8. This is a nondifferential error. A. Accuracy B. Alpha error C. Beta error D. Bias E. Cutoff point F. False-negative error rate G. False-positive error rate H. Positive predictive value I. Precision J. Random error K. Sensitivity L. Specificity
J. Random error is nondifferential error because it does not distort data consistently in any one direction. Random error may produce some measurements that are too high and others that are too low. The mean may or may not be distorted by random error. Random error affects precision. Bias is differential error because it produces measurements that are consistently too high or too low. Bias affects accuracy.
8. This is the observed total deaths in a population, divided by the expected deaths in that population, multiplied by 100. A. Age-specific death rate B. Case fatality ratio C. Cause-specific death rate D. Crude birth rate E. Direct standardization of death rate F. Incidence rate G. Indirect standardization of death rate H. Infant mortality rate I. Prevalence rate J. Standardized mortality ratio K. Standardized rate
J. The standardized mortality ratio is often derived from indirect standardization methods. The observed number of deaths in a population is divided by the expected number of deaths in that population, based on the reference population. The numerator and denominator usually are multiplied by 100 to avoid describing the ratio as a fraction.
2. This is the ability of a test to detect a disease when it is present. A. Accuracy B. Alpha error C. Beta error D. Bias E. Cutoff point F. False-negative error rate G. False-positive error rate H. Positive predictive value I. Precision J. Random error K. Sensitivity L. Specificity
K. Sensitivity is calculated as the number of true cases of the disease detected by the test (cell a in a 2 × 2 table) divided by all true cases (cell a + cell c).
6. This is calculated as a/(a + c). A. Accuracy B. Alpha error C. Beta error D. Bias E. Cutoff point F. False-negative error rate G. False-positive error rate H. Positive predictive value I. Precision J. Random error K. Sensitivity L. Specificity
K. Sensitivity is defined as the ability of a test to detect true cases of a disease when disease is present. Sensitivity is calculated as the number of true cases of the disease detected by the test (cell a in a 2 × 2 table) divided by all true cases (cell a + cell c).
4. This is a multiplicative effect between exposure variables. A. Biologic plausibility B. Confounder C. Effect modifier D. External validity E. Internal validity F. Intervening variable G. Measurement bias H. Necessary cause I. Recall bias J. Sufficient cause K. Synergism
K. When the combined effect of two or more variables on an outcome is greater than the sum of the separate effects of the variables, their interaction is called synergy or synergism. Cigarette smoking and asbestos exposure have a synergistic effect on the risk of lung cancer. If the relative risk or risk ratio for lung cancer in smokers is X and if the relative risk for lung cancer in asbestos workers is Y, the relative risk in those with both exposures is closer to X × Y than to X + Y.
7. This is the ability of a test to exclude a disease when it is absent. A. Accuracy B. Alpha error C. Beta error D. Bias E. Cutoff point F. False-negative error rate G. False-positive error rate H. Positive predictive value I. Precision J. Random error K. Sensitivity L. Specificity
L. Specificity is the capacity of a test to show positive results only in participants who have the disease in question. Alternatively stated, specificity is the ability of a test to exclude a disease when it is absent. A test that is highly specific is a good "rule-in" test, because it reliably indicates the presence of the disease when the result is positive. Specificity is calculated as the number of participants with true-negative test results (cell d in a 2 × 2 table) divided by the total number of participants who do not have the disease (cell b + cell d).

◆ SUPPLIED MATERIAL
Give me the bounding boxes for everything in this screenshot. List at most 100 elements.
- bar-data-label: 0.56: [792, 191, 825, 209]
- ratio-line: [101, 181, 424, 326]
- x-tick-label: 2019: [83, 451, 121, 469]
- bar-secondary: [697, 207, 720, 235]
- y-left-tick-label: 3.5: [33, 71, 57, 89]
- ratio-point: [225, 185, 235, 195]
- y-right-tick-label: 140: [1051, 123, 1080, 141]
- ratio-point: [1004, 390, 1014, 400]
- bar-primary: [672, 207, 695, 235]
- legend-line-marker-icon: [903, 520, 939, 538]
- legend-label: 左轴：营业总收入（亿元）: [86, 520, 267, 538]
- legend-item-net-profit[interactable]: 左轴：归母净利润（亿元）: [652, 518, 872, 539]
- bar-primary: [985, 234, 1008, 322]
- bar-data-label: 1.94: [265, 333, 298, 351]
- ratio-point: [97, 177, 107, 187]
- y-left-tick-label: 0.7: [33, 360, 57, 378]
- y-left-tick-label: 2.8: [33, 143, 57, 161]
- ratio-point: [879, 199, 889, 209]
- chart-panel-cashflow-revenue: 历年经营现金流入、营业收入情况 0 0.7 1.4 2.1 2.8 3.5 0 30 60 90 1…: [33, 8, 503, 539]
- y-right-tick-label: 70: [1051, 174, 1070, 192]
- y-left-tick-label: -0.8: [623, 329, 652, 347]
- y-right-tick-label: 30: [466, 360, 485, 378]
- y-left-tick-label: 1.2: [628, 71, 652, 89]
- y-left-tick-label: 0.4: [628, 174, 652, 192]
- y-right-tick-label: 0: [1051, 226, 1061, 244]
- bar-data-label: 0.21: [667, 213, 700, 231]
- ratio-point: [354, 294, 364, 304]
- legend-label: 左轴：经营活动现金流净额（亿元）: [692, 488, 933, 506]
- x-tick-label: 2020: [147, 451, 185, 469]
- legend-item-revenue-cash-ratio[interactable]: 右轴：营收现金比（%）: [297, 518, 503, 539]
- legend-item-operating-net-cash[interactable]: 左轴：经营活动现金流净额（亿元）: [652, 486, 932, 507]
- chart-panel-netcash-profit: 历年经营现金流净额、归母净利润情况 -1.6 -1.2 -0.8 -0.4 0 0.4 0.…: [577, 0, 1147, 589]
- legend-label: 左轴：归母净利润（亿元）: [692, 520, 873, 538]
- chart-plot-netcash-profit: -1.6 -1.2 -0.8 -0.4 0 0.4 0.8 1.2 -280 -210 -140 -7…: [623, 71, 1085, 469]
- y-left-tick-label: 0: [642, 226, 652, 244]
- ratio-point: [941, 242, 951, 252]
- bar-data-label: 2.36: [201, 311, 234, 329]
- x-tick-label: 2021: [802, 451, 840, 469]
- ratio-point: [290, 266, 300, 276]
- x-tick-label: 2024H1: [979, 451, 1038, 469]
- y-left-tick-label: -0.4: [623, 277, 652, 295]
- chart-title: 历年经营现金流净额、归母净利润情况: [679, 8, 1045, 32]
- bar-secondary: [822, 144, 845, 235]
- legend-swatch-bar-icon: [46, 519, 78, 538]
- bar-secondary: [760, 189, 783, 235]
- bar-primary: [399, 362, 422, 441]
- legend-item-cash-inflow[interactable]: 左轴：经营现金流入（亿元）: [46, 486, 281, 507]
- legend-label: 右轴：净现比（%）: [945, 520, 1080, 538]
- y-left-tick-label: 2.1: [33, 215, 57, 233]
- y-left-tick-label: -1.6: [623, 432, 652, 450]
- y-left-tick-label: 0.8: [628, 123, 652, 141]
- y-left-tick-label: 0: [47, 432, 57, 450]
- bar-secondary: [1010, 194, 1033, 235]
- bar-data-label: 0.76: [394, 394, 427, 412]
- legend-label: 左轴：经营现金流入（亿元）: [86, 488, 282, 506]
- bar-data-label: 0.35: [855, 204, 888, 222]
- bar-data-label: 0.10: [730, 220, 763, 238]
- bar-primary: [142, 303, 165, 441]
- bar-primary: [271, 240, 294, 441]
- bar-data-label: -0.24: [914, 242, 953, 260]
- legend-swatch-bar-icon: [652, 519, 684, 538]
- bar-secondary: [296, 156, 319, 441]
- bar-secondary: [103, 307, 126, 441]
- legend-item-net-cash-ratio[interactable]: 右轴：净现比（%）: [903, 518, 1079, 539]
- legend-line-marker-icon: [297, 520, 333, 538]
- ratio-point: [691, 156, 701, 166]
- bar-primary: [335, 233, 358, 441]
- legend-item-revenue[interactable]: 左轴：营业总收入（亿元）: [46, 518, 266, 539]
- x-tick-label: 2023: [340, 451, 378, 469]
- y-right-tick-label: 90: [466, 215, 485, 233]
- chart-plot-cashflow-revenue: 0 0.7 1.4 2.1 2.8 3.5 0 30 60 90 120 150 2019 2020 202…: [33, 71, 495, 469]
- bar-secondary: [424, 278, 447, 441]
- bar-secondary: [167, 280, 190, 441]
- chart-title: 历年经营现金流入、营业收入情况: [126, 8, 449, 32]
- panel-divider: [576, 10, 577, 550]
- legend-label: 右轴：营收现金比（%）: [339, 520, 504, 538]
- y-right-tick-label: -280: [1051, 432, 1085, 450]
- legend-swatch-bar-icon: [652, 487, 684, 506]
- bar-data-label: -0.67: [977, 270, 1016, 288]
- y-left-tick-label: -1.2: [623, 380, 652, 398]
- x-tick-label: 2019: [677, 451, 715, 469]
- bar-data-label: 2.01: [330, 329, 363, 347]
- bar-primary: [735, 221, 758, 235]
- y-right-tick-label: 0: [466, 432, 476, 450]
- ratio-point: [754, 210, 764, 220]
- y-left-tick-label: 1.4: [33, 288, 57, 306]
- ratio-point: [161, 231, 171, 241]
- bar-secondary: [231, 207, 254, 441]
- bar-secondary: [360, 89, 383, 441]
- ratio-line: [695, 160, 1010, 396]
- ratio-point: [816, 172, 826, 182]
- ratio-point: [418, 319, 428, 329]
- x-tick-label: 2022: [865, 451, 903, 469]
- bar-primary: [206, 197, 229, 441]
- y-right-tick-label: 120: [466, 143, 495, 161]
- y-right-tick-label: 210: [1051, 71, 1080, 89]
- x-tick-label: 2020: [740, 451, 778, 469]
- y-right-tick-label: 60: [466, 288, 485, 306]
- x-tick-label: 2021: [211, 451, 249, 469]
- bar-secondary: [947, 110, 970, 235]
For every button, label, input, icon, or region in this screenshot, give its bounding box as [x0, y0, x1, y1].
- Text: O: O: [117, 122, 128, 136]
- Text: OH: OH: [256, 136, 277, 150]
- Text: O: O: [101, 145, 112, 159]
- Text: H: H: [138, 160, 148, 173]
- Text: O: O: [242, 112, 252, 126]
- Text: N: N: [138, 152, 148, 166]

◆ WHAT IS REQUIRED
Using the epidemiology quiz text, state whether each statement below agrees with it. Answer yes or no, and quote the deciding words.
1. Random error affects accuracy.
2. The standardized mortality ratio is often derived from indirect standardization methods.
3. For people exposed to both cigarette smoking and asbestos, the relative risk for lung cancer is closer to X + Y than to X × Y.

◆ SOLUTION FOR THIS TASK
1. No: "Random error affects precision."
2. Yes: "The standardized mortality ratio is often derived from indirect standardization methods."
3. No: "the relative risk in those with both exposures is closer to X × Y than to X + Y."